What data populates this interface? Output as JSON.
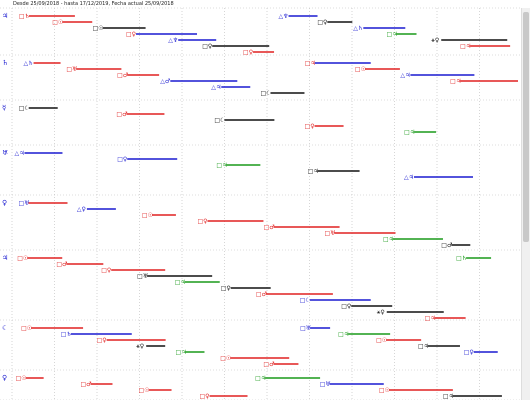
{
  "header": {
    "range_text": "Desde 25/09/2018 - hasta 17/12/2019, Fecha actual 25/09/2018"
  },
  "colors": {
    "red": "#e02020",
    "green": "#1a9a1a",
    "blue": "#1a1ad0",
    "black": "#111111",
    "grid": "#bbbbbb"
  },
  "rows": [
    {
      "label": "♃",
      "events": [
        {
          "t": "□♄",
          "c": "red",
          "b": "red"
        },
        {
          "t": "□☉",
          "c": "red",
          "b": "red"
        },
        {
          "t": "□☉",
          "c": "black",
          "b": "black"
        },
        {
          "t": "□♀",
          "c": "red",
          "b": "blue"
        },
        {
          "t": "△♆",
          "c": "blue",
          "b": "blue"
        },
        {
          "t": "□♀",
          "c": "black",
          "b": "black"
        },
        {
          "t": "□♀",
          "c": "red",
          "b": "red"
        },
        {
          "t": "△♆",
          "c": "blue",
          "b": "blue"
        },
        {
          "t": "□♀",
          "c": "black",
          "b": "black"
        },
        {
          "t": "△♄",
          "c": "blue",
          "b": "blue"
        },
        {
          "t": "□♃",
          "c": "green",
          "b": "green"
        },
        {
          "t": "⚹♀",
          "c": "black",
          "b": "black"
        },
        {
          "t": "□♃",
          "c": "red",
          "b": "red"
        }
      ]
    },
    {
      "label": "♄",
      "events": [
        {
          "t": "△♄",
          "c": "blue",
          "b": "red"
        },
        {
          "t": "□♅",
          "c": "red",
          "b": "red"
        },
        {
          "t": "□♂",
          "c": "red",
          "b": "red"
        },
        {
          "t": "△♂",
          "c": "blue",
          "b": "blue"
        },
        {
          "t": "△♃",
          "c": "blue",
          "b": "blue"
        },
        {
          "t": "□☾",
          "c": "black",
          "b": "black"
        },
        {
          "t": "□♃",
          "c": "red",
          "b": "blue"
        },
        {
          "t": "□☉",
          "c": "red",
          "b": "red"
        },
        {
          "t": "△♃",
          "c": "blue",
          "b": "blue"
        },
        {
          "t": "□♃",
          "c": "red",
          "b": "red"
        }
      ]
    },
    {
      "label": "☿",
      "events": [
        {
          "t": "□☾",
          "c": "black",
          "b": "black"
        },
        {
          "t": "□♂",
          "c": "red",
          "b": "red"
        },
        {
          "t": "□☾",
          "c": "black",
          "b": "black"
        },
        {
          "t": "□♀",
          "c": "red",
          "b": "red"
        },
        {
          "t": "□♃",
          "c": "green",
          "b": "green"
        }
      ]
    },
    {
      "label": "♅",
      "events": [
        {
          "t": "△♃",
          "c": "blue",
          "b": "blue"
        },
        {
          "t": "□♀",
          "c": "blue",
          "b": "blue"
        },
        {
          "t": "□♃",
          "c": "green",
          "b": "green"
        },
        {
          "t": "□♃",
          "c": "black",
          "b": "black"
        },
        {
          "t": "△♃",
          "c": "blue",
          "b": "blue"
        }
      ]
    },
    {
      "label": "♀",
      "events": [
        {
          "t": "□♅",
          "c": "blue",
          "b": "red"
        },
        {
          "t": "△♀",
          "c": "blue",
          "b": "blue"
        },
        {
          "t": "□☉",
          "c": "red",
          "b": "red"
        },
        {
          "t": "□♀",
          "c": "red",
          "b": "red"
        },
        {
          "t": "□♂",
          "c": "red",
          "b": "red"
        },
        {
          "t": "□♅",
          "c": "red",
          "b": "red"
        },
        {
          "t": "□♃",
          "c": "green",
          "b": "green"
        },
        {
          "t": "□♂",
          "c": "black",
          "b": "black"
        }
      ]
    },
    {
      "label": "♃",
      "events": [
        {
          "t": "□☉",
          "c": "red",
          "b": "red"
        },
        {
          "t": "□♂",
          "c": "red",
          "b": "red"
        },
        {
          "t": "□♀",
          "c": "red",
          "b": "red"
        },
        {
          "t": "□♅",
          "c": "black",
          "b": "black"
        },
        {
          "t": "□♃",
          "c": "green",
          "b": "green"
        },
        {
          "t": "□♀",
          "c": "black",
          "b": "black"
        },
        {
          "t": "□♂",
          "c": "red",
          "b": "red"
        },
        {
          "t": "□☾",
          "c": "blue",
          "b": "blue"
        },
        {
          "t": "□♀",
          "c": "black",
          "b": "black"
        },
        {
          "t": "⚹♀",
          "c": "black",
          "b": "black"
        },
        {
          "t": "□♃",
          "c": "red",
          "b": "red"
        },
        {
          "t": "□♄",
          "c": "green",
          "b": "green"
        }
      ]
    },
    {
      "label": "☾",
      "events": [
        {
          "t": "□☉",
          "c": "red",
          "b": "red"
        },
        {
          "t": "□♄",
          "c": "blue",
          "b": "blue"
        },
        {
          "t": "□♀",
          "c": "red",
          "b": "red"
        },
        {
          "t": "⚹♀",
          "c": "black",
          "b": "black"
        },
        {
          "t": "□♃",
          "c": "green",
          "b": "green"
        },
        {
          "t": "□☉",
          "c": "red",
          "b": "red"
        },
        {
          "t": "□♂",
          "c": "red",
          "b": "red"
        },
        {
          "t": "□♅",
          "c": "blue",
          "b": "blue"
        },
        {
          "t": "□♃",
          "c": "green",
          "b": "green"
        },
        {
          "t": "□☉",
          "c": "red",
          "b": "red"
        },
        {
          "t": "□♃",
          "c": "black",
          "b": "black"
        },
        {
          "t": "□♀",
          "c": "blue",
          "b": "blue"
        }
      ]
    },
    {
      "label": "♀",
      "events": [
        {
          "t": "□☉",
          "c": "red",
          "b": "red"
        },
        {
          "t": "□♂",
          "c": "red",
          "b": "red"
        },
        {
          "t": "□☉",
          "c": "red",
          "b": "red"
        },
        {
          "t": "□♀",
          "c": "red",
          "b": "red"
        },
        {
          "t": "□♃",
          "c": "green",
          "b": "green"
        },
        {
          "t": "□♅",
          "c": "blue",
          "b": "blue"
        },
        {
          "t": "□☉",
          "c": "red",
          "b": "red"
        },
        {
          "t": "□♃",
          "c": "black",
          "b": "black"
        }
      ]
    }
  ]
}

> [Problem requirements]
Search the records for the word "label" and copy every line where it occurs.

> [Output of the task]
      "label": "♃",
      "label": "♄",
      "label": "☿",
      "label": "♅",
      "label": "♀",
      "label": "♃",
      "label": "☾",
      "label": "♀",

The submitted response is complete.